* Start ITEMS *

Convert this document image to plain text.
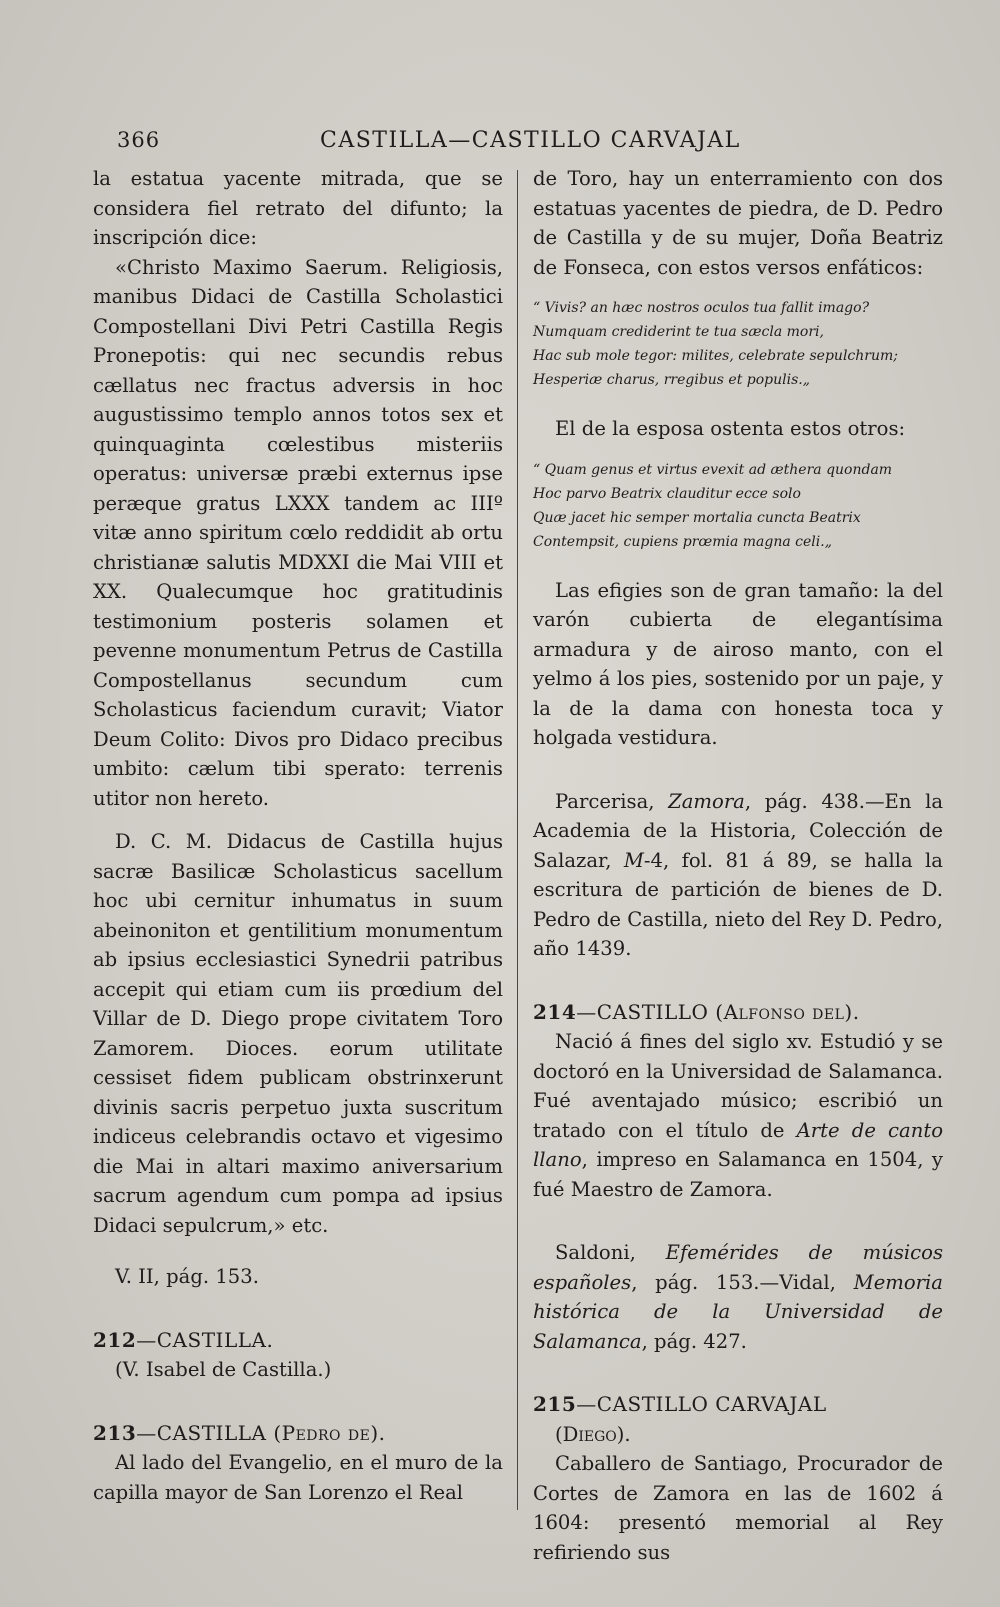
366	CASTILLA—CASTILLO CARVAJAL

la estatua yacente mitrada, que se considera fiel retrato del difunto; la inscripción dice:

«Christo Maximo Saerum. Religiosis, manibus Didaci de Castilla Scholastici Compostellani Divi Petri Castilla Regis Pronepotis: qui nec secundis rebus cællatus nec fractus adversis in hoc augustissimo templo annos totos sex et quinquaginta cœlestibus misteriis operatus: universæ præbi externus ipse peræque gratus LXXX tandem ac IIIº vitæ anno spiritum cœlo reddidit ab ortu christianæ salutis MDXXI die Mai VIII et XX. Qualecumque hoc gratitudinis testimonium posteris solamen et pevenne monumentum Petrus de Castilla Compostellanus secundum cum Scholasticus faciendum curavit; Viator Deum Colito: Divos pro Didaco precibus umbito: cælum tibi sperato: terrenis utitor non hereto.

D. C. M. Didacus de Castilla hujus sacræ Basilicæ Scholasticus sacellum hoc ubi cernitur inhumatus in suum abeinoniton et gentilitium monumentum ab ipsius ecclesiastici Synedrii patribus accepit qui etiam cum iis prœdium del Villar de D. Diego prope civitatem Toro Zamorem. Dioces. eorum utilitate cessiset fidem publicam obstrinxerunt divinis sacris perpetuo juxta suscritum indiceus celebrandis octavo et vigesimo die Mai in altari maximo aniversarium sacrum agendum cum pompa ad ipsius Didaci sepulcrum,» etc.

V. II, pág. 153.

212—CASTILLA.

(V. Isabel de Castilla.)

213—CASTILLA (Pedro de).

Al lado del Evangelio, en el muro de la capilla mayor de San Lorenzo el Real

de Toro, hay un enterramiento con dos estatuas yacentes de piedra, de D. Pedro de Castilla y de su mujer, Doña Beatriz de Fonseca, con estos versos enfáticos:

“ Vivis? an hæc nostros oculos tua fallit imago?
Numquam crediderint te tua sæcla mori,
Hac sub mole tegor: milites, celebrate sepulchrum;
Hesperiæ charus, rregibus et populis.„

El de la esposa ostenta estos otros:

“ Quam genus et virtus evexit ad æthera quondam
Hoc parvo Beatrix clauditur ecce solo
Quæ jacet hic semper mortalia cuncta Beatrix
Contempsit, cupiens prœmia magna celi.„

Las efigies son de gran tamaño: la del varón cubierta de elegantísima armadura y de airoso manto, con el yelmo á los pies, sostenido por un paje, y la de la dama con honesta toca y holgada vestidura.

Parcerisa, Zamora, pág. 438.—En la Academia de la Historia, Colección de Salazar, M-4, fol. 81 á 89, se halla la escritura de partición de bienes de D. Pedro de Castilla, nieto del Rey D. Pedro, año 1439.

214—CASTILLO (Alfonso del).

Nació á fines del siglo xv. Estudió y se doctoró en la Universidad de Salamanca. Fué aventajado músico; escribió un tratado con el título de Arte de canto llano, impreso en Salamanca en 1504, y fué Maestro de Zamora.

Saldoni, Efemérides de músicos españoles, pág. 153.—Vidal, Memoria histórica de la Universidad de Salamanca, pág. 427.

215—CASTILLO CARVAJAL

(Diego).

Caballero de Santiago, Procurador de Cortes de Zamora en las de 1602 á 1604: presentó memorial al Rey refiriendo sus
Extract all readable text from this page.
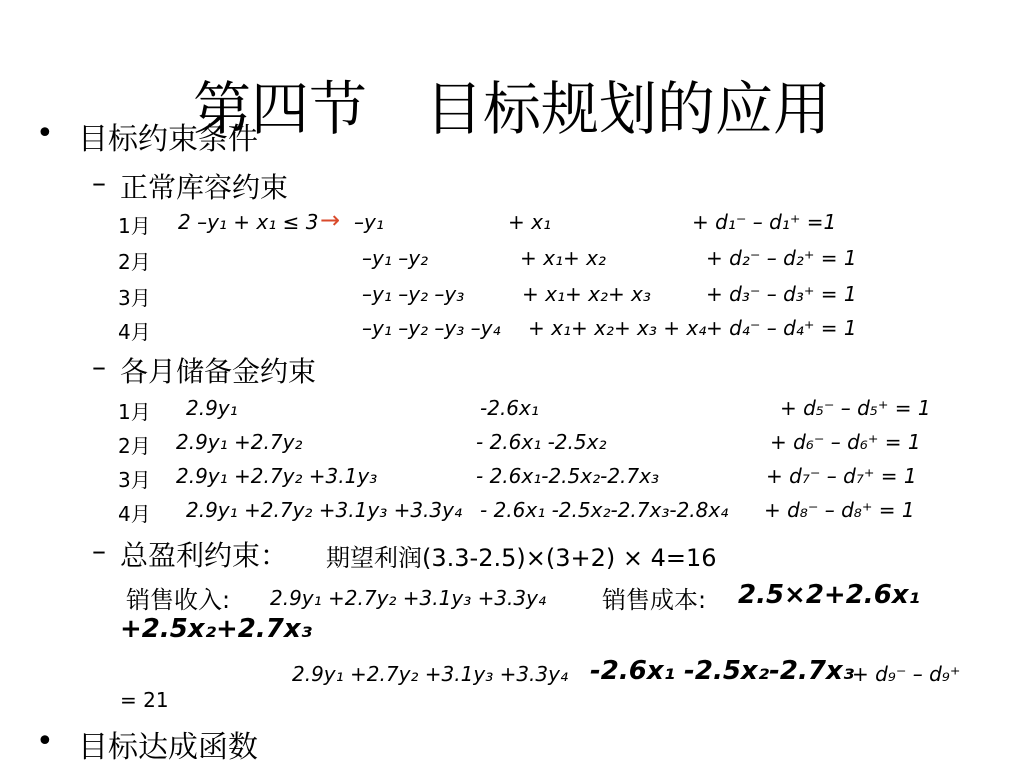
第四节　目标规划的应用
• 目标约束条件
– 正常库容约束
1月 2 –y₁ + x₁ ≤ 3 → –y₁	+ x₁	+ d₁⁻ – d₁⁺ =1
2月	–y₁ –y₂	+ x₁+ x₂	+ d₂⁻ – d₂⁺ = 1
3月	–y₁ –y₂ –y₃	+ x₁+ x₂+ x₃	+ d₃⁻ – d₃⁺ = 1
4月	–y₁ –y₂ –y₃ –y₄ + x₁+ x₂+ x₃ + x₄ + d₄⁻ – d₄⁺ = 1
– 各月储备金约束
1月 2.9y₁	-2.6x₁	+ d₅⁻ – d₅⁺ = 1
2月 2.9y₁ +2.7y₂	- 2.6x₁ -2.5x₂	+ d₆⁻ – d₆⁺ = 1
3月 2.9y₁ +2.7y₂ +3.1y₃	- 2.6x₁-2.5x₂-2.7x₃	+ d₇⁻ – d₇⁺ = 1
4月 2.9y₁ +2.7y₂ +3.1y₃ +3.3y₄ - 2.6x₁ -2.5x₂-2.7x₃-2.8x₄ + d₈⁻ – d₈⁺ = 1
– 总盈利约束： 期望利润(3.3-2.5)×(3+2) × 4=16
销售收入: 2.9y₁ +2.7y₂ +3.1y₃ +3.3y₄ 销售成本: 2.5×2+2.6x₁
+2.5x₂+2.7x₃
2.9y₁ +2.7y₂ +3.1y₃ +3.3y₄ -2.6x₁ -2.5x₂-2.7x₃
+ d₉⁻ – d₉⁺
= 21
• 目标达成函数
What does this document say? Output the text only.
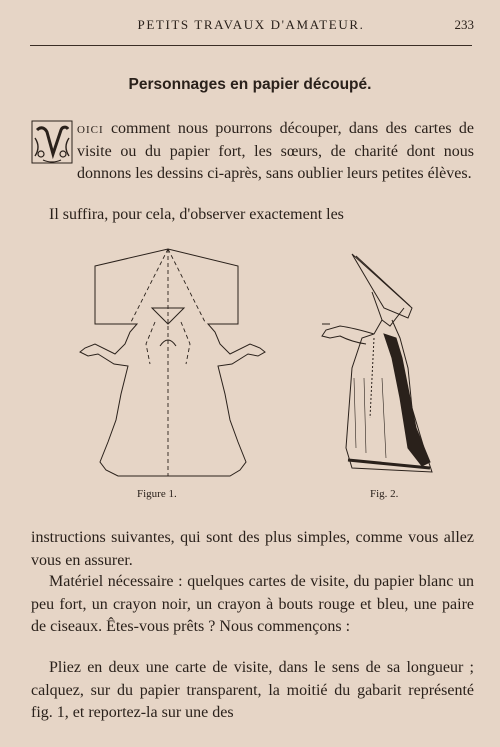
PETITS TRAVAUX D'AMATEUR.	233
Personnages en papier découpé.

oici comment nous pourrons découper, dans des cartes de visite ou du papier fort, les sœurs, de charité dont nous donnons les dessins ci-après, sans oublier leurs petites élèves.

Il suffira, pour cela, d'observer exactement les

Figure 1.	Fig. 2.

instructions suivantes, qui sont des plus simples, comme vous allez vous en assurer.

Matériel nécessaire : quelques cartes de visite, du papier blanc un peu fort, un crayon noir, un crayon à bouts rouge et bleu, une paire de ciseaux. Êtes-vous prêts ? Nous commençons :

Pliez en deux une carte de visite, dans le sens de sa longueur ; calquez, sur du papier transparent, la moitié du gabarit représenté fig. 1, et reportez-la sur une des
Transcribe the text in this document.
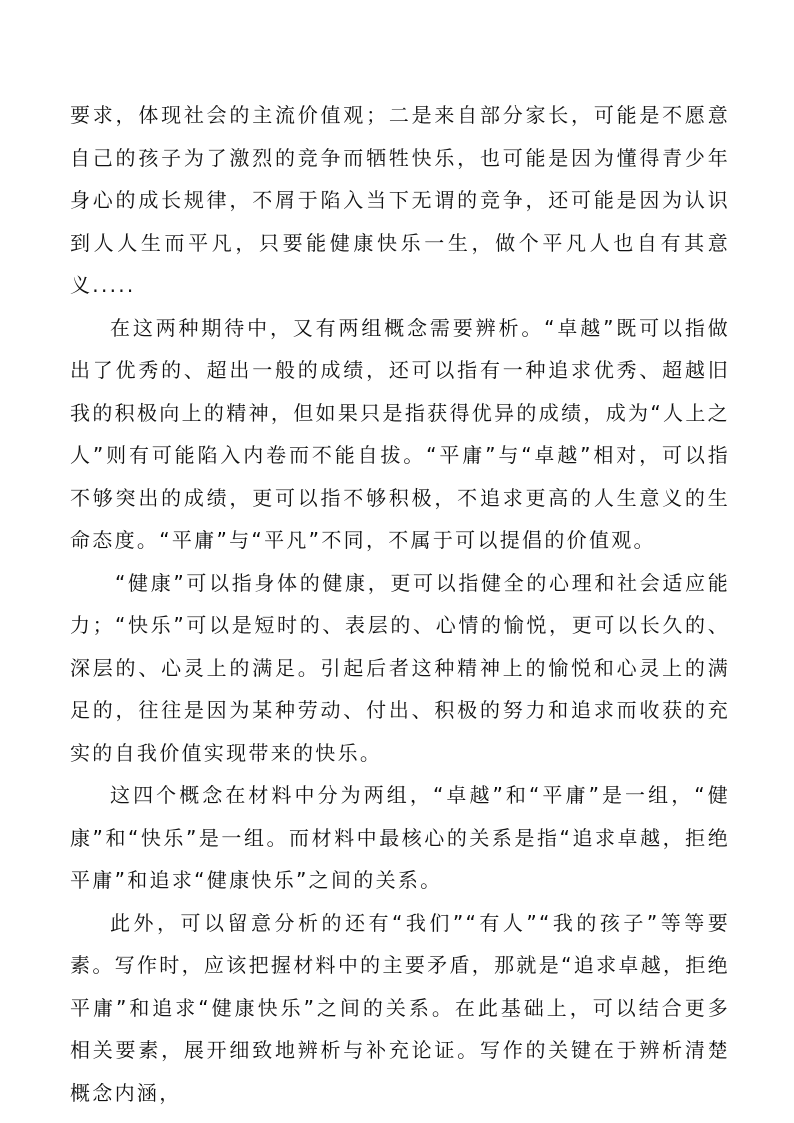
要求，体现社会的主流价值观；二是来自部分家长，可能是不愿意自己的孩子为了激烈的竞争而牺牲快乐，也可能是因为懂得青少年身心的成长规律，不屑于陷入当下无谓的竞争，还可能是因为认识到人人生而平凡，只要能健康快乐一生，做个平凡人也自有其意义.....

在这两种期待中，又有两组概念需要辨析。“卓越”既可以指做出了优秀的、超出一般的成绩，还可以指有一种追求优秀、超越旧我的积极向上的精神，但如果只是指获得优异的成绩，成为“人上之人”则有可能陷入内卷而不能自拔。“平庸”与“卓越”相对，可以指不够突出的成绩，更可以指不够积极，不追求更高的人生意义的生命态度。“平庸”与“平凡”不同，不属于可以提倡的价值观。

“健康”可以指身体的健康，更可以指健全的心理和社会适应能力；“快乐”可以是短时的、表层的、心情的愉悦，更可以长久的、深层的、心灵上的满足。引起后者这种精神上的愉悦和心灵上的满足的，往往是因为某种劳动、付出、积极的努力和追求而收获的充实的自我价值实现带来的快乐。

这四个概念在材料中分为两组，“卓越”和“平庸”是一组，“健康”和“快乐”是一组。而材料中最核心的关系是指“追求卓越，拒绝平庸”和追求“健康快乐”之间的关系。

此外，可以留意分析的还有“我们”“有人”“我的孩子”等等要素。写作时，应该把握材料中的主要矛盾，那就是“追求卓越，拒绝平庸”和追求“健康快乐”之间的关系。在此基础上，可以结合更多相关要素，展开细致地辨析与补充论证。写作的关键在于辨析清楚概念内涵，
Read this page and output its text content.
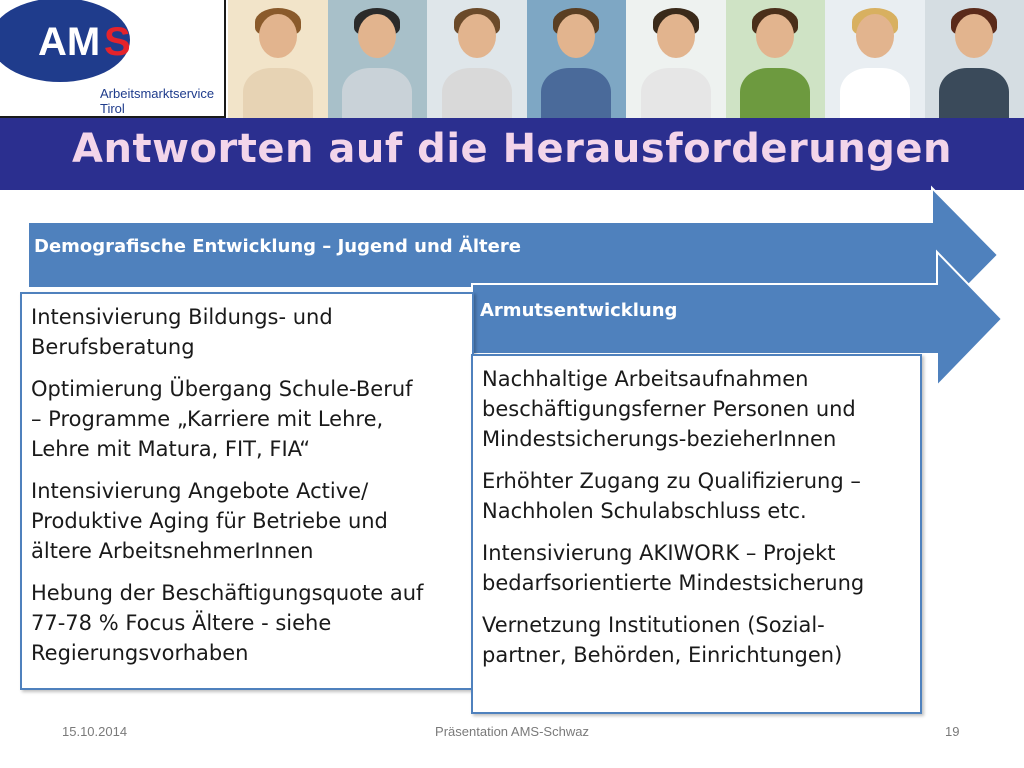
AM S
Arbeitsmarktservice
Tirol
Antworten auf die Herausforderungen
Demografische Entwicklung – Jugend und Ältere
Armutsentwicklung

Intensivierung Bildungs- und
Berufsberatung

Optimierung Übergang Schule-Beruf
– Programme „Karriere mit Lehre,
Lehre mit Matura, FIT, FIA“

Intensivierung Angebote Active/
Produktive Aging für Betriebe und
ältere ArbeitsnehmerInnen

Hebung der Beschäftigungsquote auf
77-78 % Focus Ältere - siehe
Regierungsvorhaben

Nachhaltige Arbeitsaufnahmen
beschäftigungsferner Personen und
Mindestsicherungs-bezieherInnen

Erhöhter Zugang zu Qualifizierung –
Nachholen Schulabschluss etc.

Intensivierung AKIWORK – Projekt
bedarfsorientierte Mindestsicherung

Vernetzung Institutionen (Sozial-
partner, Behörden, Einrichtungen)

15.10.2014	Präsentation AMS-Schwaz	19
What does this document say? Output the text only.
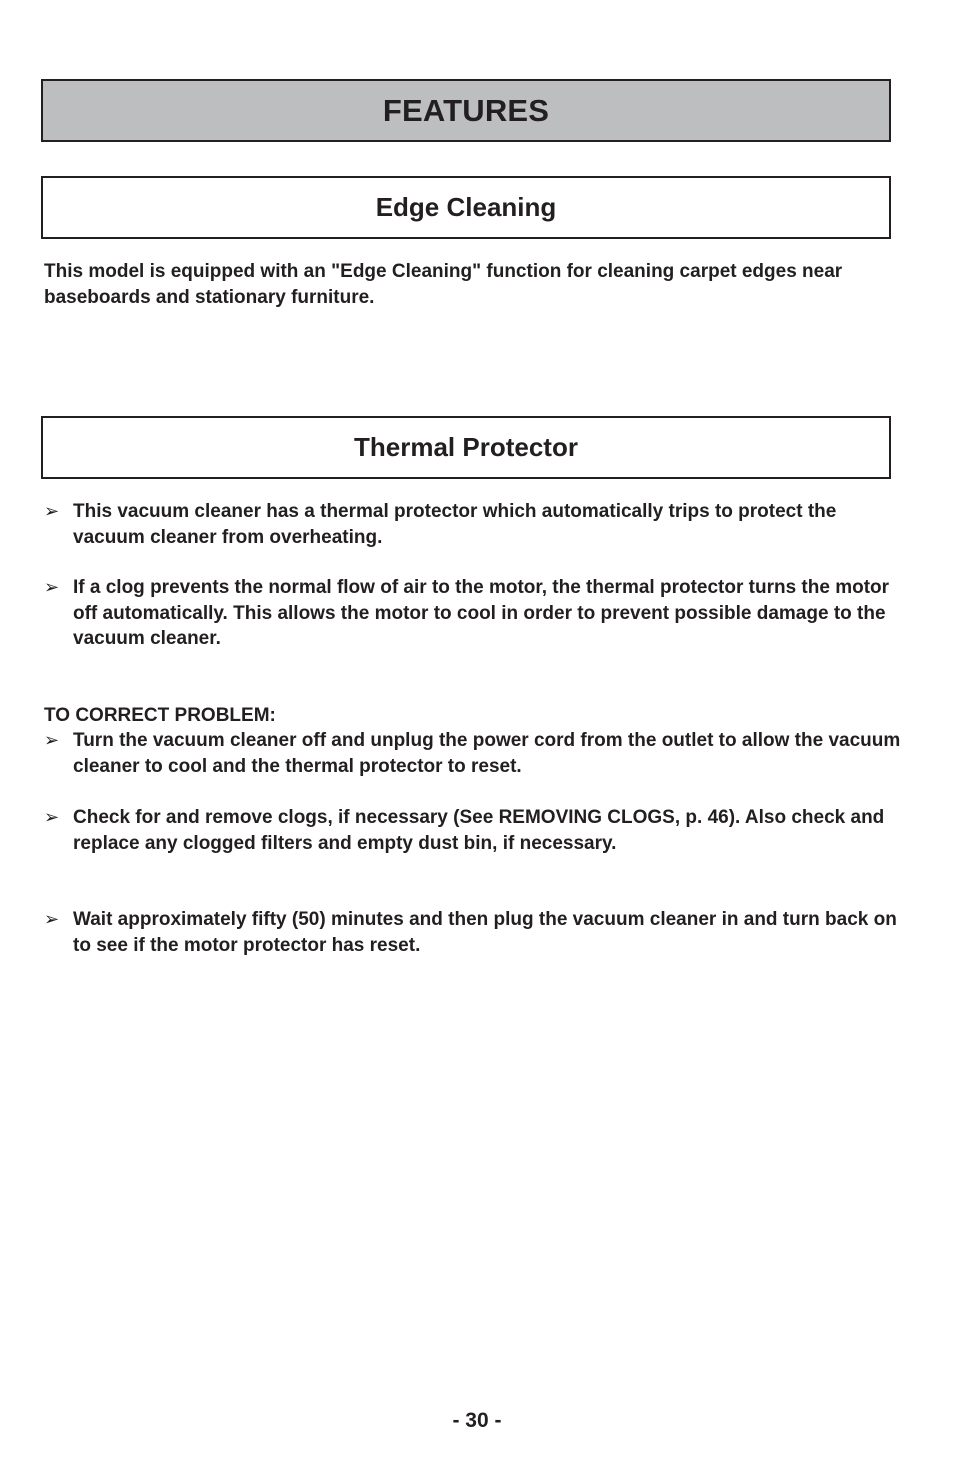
FEATURES
Edge Cleaning

This model is equipped with an "Edge Cleaning" function for cleaning carpet edges near baseboards and stationary furniture.

Thermal Protector
➢ This vacuum cleaner has a thermal protector which automatically trips to protect the vacuum cleaner from overheating.
➢ If a clog prevents the normal flow of air to the motor, the thermal protector turns the motor off automatically. This allows the motor to cool in order to prevent possible damage to the vacuum cleaner.

TO CORRECT PROBLEM:

➢ Turn the vacuum cleaner off and unplug the power cord from the outlet to allow the vacuum cleaner to cool and the thermal protector to reset.
➢ Check for and remove clogs, if necessary (See REMOVING CLOGS, p. 46). Also check and replace any clogged filters and empty dust bin, if necessary.
➢ Wait approximately fifty (50) minutes and then plug the vacuum cleaner in and turn back on to see if the motor protector has reset.
- 30 -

* End ITEMS *

_REQUIREMENTS_.
Return verbatim every line from the line containing "Read this page and output its text content." to the last line of the entries above, inclusive, and leave out the pictures.

_OUTPUT FOR THIS EXERCISE_.
Read this page and output its text content.
AM S
Arbeitsmarktservice
Tirol
Antworten auf die Herausforderungen
Demografische Entwicklung – Jugend und Ältere
Armutsentwicklung

Intensivierung Bildungs- und
Berufsberatung

Optimierung Übergang Schule-Beruf
– Programme „Karriere mit Lehre,
Lehre mit Matura, FIT, FIA“

Intensivierung Angebote Active/
Produktive Aging für Betriebe und
ältere ArbeitsnehmerInnen

Hebung der Beschäftigungsquote auf
77-78 % Focus Ältere - siehe
Regierungsvorhaben

Nachhaltige Arbeitsaufnahmen
beschäftigungsferner Personen und
Mindestsicherungs-bezieherInnen

Erhöhter Zugang zu Qualifizierung –
Nachholen Schulabschluss etc.

Intensivierung AKIWORK – Projekt
bedarfsorientierte Mindestsicherung

Vernetzung Institutionen (Sozial-
partner, Behörden, Einrichtungen)

15.10.2014	Präsentation AMS-Schwaz	19
What does this document say? Output the text only.
FEATURES
Edge Cleaning

This model is equipped with an "Edge Cleaning" function for cleaning carpet edges near baseboards and stationary furniture.

Thermal Protector
➢ This vacuum cleaner has a thermal protector which automatically trips to protect the vacuum cleaner from overheating.
➢ If a clog prevents the normal flow of air to the motor, the thermal protector turns the motor off automatically. This allows the motor to cool in order to prevent possible damage to the vacuum cleaner.

TO CORRECT PROBLEM:

➢ Turn the vacuum cleaner off and unplug the power cord from the outlet to allow the vacuum cleaner to cool and the thermal protector to reset.
➢ Check for and remove clogs, if necessary (See REMOVING CLOGS, p. 46). Also check and replace any clogged filters and empty dust bin, if necessary.
➢ Wait approximately fifty (50) minutes and then plug the vacuum cleaner in and turn back on to see if the motor protector has reset.
- 30 -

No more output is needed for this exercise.